** Description of the task **
Every line that contains the word "SIZE" should be copied out.

[Collected data entries]
··········
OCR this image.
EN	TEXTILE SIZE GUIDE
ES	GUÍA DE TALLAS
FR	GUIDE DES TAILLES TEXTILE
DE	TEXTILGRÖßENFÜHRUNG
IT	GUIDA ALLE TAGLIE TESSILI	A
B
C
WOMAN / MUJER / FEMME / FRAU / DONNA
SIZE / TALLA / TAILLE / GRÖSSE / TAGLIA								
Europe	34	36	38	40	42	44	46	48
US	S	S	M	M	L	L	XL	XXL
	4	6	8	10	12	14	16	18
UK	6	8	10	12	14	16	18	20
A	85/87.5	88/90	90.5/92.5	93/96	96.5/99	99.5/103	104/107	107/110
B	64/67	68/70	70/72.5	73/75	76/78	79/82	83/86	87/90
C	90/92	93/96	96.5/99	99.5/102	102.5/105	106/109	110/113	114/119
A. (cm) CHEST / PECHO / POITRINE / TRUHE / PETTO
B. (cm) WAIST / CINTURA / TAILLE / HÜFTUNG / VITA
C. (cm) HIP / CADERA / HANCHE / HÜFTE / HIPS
··········
** Exercise answer **
EN	TEXTILE SIZE GUIDE
SIZE / TALLA / TAILLE / GRÖSSE / TAGLIA								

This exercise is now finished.